Begin Recorded data
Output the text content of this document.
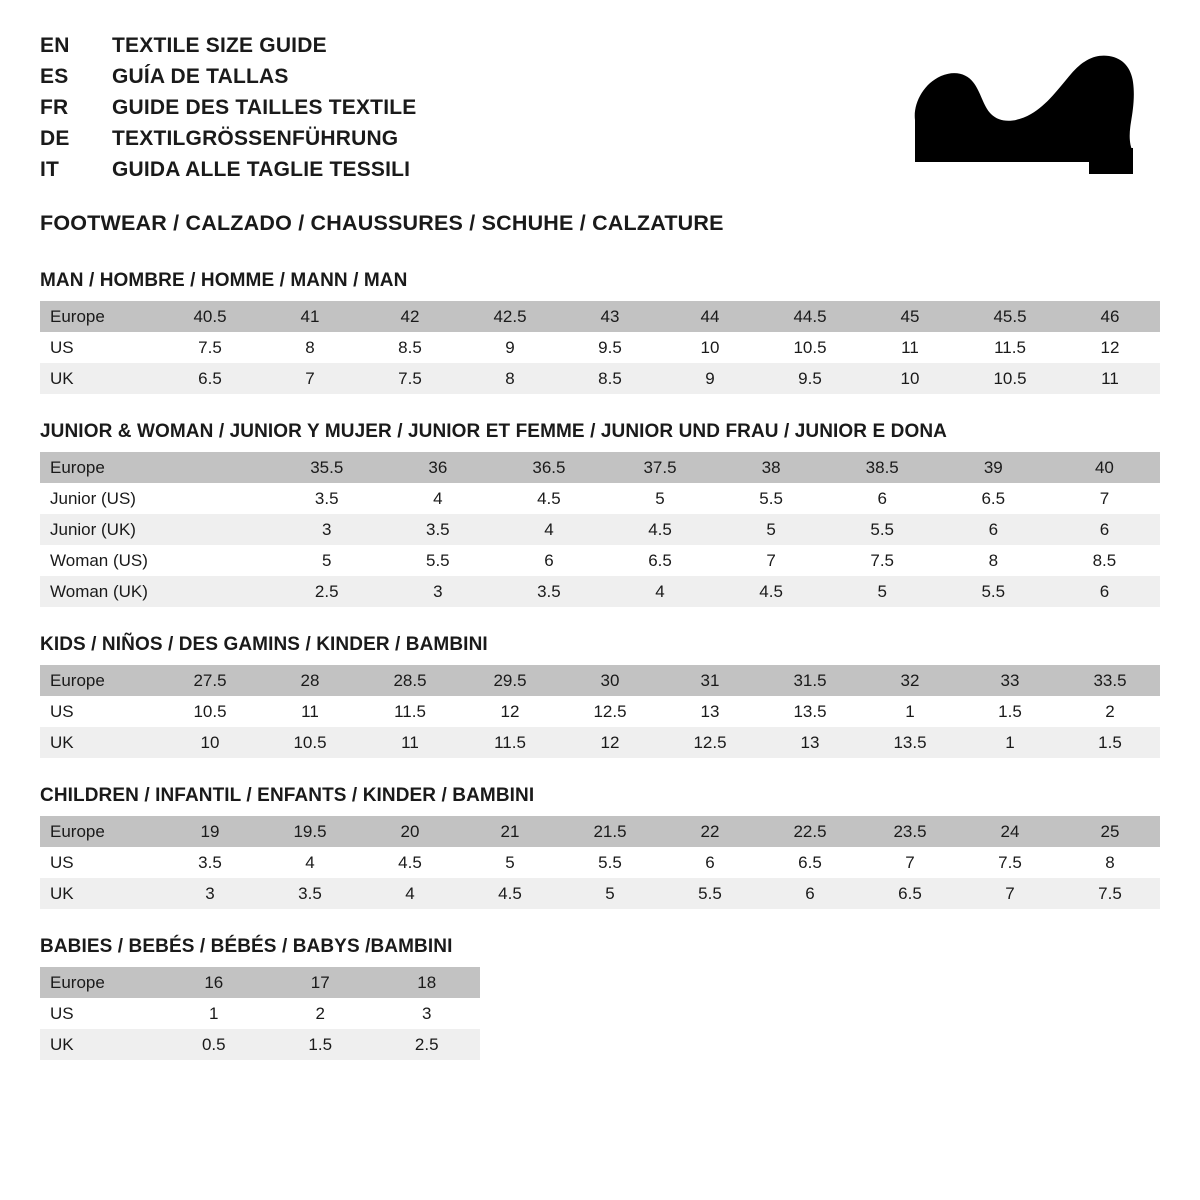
EN	TEXTILE SIZE GUIDE
ES	GUÍA DE TALLAS
FR	GUIDE DES TAILLES TEXTILE
DE	TEXTILGRÖSSENFÜHRUNG
IT	GUIDA ALLE TAGLIE TESSILI
FOOTWEAR / CALZADO / CHAUSSURES / SCHUHE / CALZATURE
MAN / HOMBRE / HOMME / MANN / MAN
Europe	40.5	41	42	42.5	43	44	44.5	45	45.5	46
US	7.5	8	8.5	9	9.5	10	10.5	11	11.5	12
UK	6.5	7	7.5	8	8.5	9	9.5	10	10.5	11
JUNIOR & WOMAN / JUNIOR Y MUJER / JUNIOR ET FEMME / JUNIOR UND FRAU / JUNIOR E DONA
Europe		35.5	36	36.5	37.5	38	38.5	39	40
Junior (US)		3.5	4	4.5	5	5.5	6	6.5	7
Junior (UK)		3	3.5	4	4.5	5	5.5	6	6
Woman (US)		5	5.5	6	6.5	7	7.5	8	8.5
Woman (UK)		2.5	3	3.5	4	4.5	5	5.5	6
KIDS / NIÑOS / DES GAMINS / KINDER / BAMBINI
Europe	27.5	28	28.5	29.5	30	31	31.5	32	33	33.5
US	10.5	11	11.5	12	12.5	13	13.5	1	1.5	2
UK	10	10.5	11	11.5	12	12.5	13	13.5	1	1.5
CHILDREN / INFANTIL / ENFANTS / KINDER / BAMBINI
Europe	19	19.5	20	21	21.5	22	22.5	23.5	24	25
US	3.5	4	4.5	5	5.5	6	6.5	7	7.5	8
UK	3	3.5	4	4.5	5	5.5	6	6.5	7	7.5
BABIES / BEBÉS / BÉBÉS / BABYS /BAMBINI
Europe	16	17	18
US	1	2	3
UK	0.5	1.5	2.5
End Recorded data
Reproduce every line precisely as given, omitting all pictures.

- **Finished task**
Output the text content of this document.
EN	TEXTILE SIZE GUIDE
ES	GUÍA DE TALLAS
FR	GUIDE DES TAILLES TEXTILE
DE	TEXTILGRÖSSENFÜHRUNG
IT	GUIDA ALLE TAGLIE TESSILI
FOOTWEAR / CALZADO / CHAUSSURES / SCHUHE / CALZATURE
MAN / HOMBRE / HOMME / MANN / MAN
Europe	40.5	41	42	42.5	43	44	44.5	45	45.5	46
US	7.5	8	8.5	9	9.5	10	10.5	11	11.5	12
UK	6.5	7	7.5	8	8.5	9	9.5	10	10.5	11
JUNIOR & WOMAN / JUNIOR Y MUJER / JUNIOR ET FEMME / JUNIOR UND FRAU / JUNIOR E DONA
Europe		35.5	36	36.5	37.5	38	38.5	39	40
Junior (US)		3.5	4	4.5	5	5.5	6	6.5	7
Junior (UK)		3	3.5	4	4.5	5	5.5	6	6
Woman (US)		5	5.5	6	6.5	7	7.5	8	8.5
Woman (UK)		2.5	3	3.5	4	4.5	5	5.5	6
KIDS / NIÑOS / DES GAMINS / KINDER / BAMBINI
Europe	27.5	28	28.5	29.5	30	31	31.5	32	33	33.5
US	10.5	11	11.5	12	12.5	13	13.5	1	1.5	2
UK	10	10.5	11	11.5	12	12.5	13	13.5	1	1.5
CHILDREN / INFANTIL / ENFANTS / KINDER / BAMBINI
Europe	19	19.5	20	21	21.5	22	22.5	23.5	24	25
US	3.5	4	4.5	5	5.5	6	6.5	7	7.5	8
UK	3	3.5	4	4.5	5	5.5	6	6.5	7	7.5
BABIES / BEBÉS / BÉBÉS / BABYS /BAMBINI
Europe	16	17	18
US	1	2	3
UK	0.5	1.5	2.5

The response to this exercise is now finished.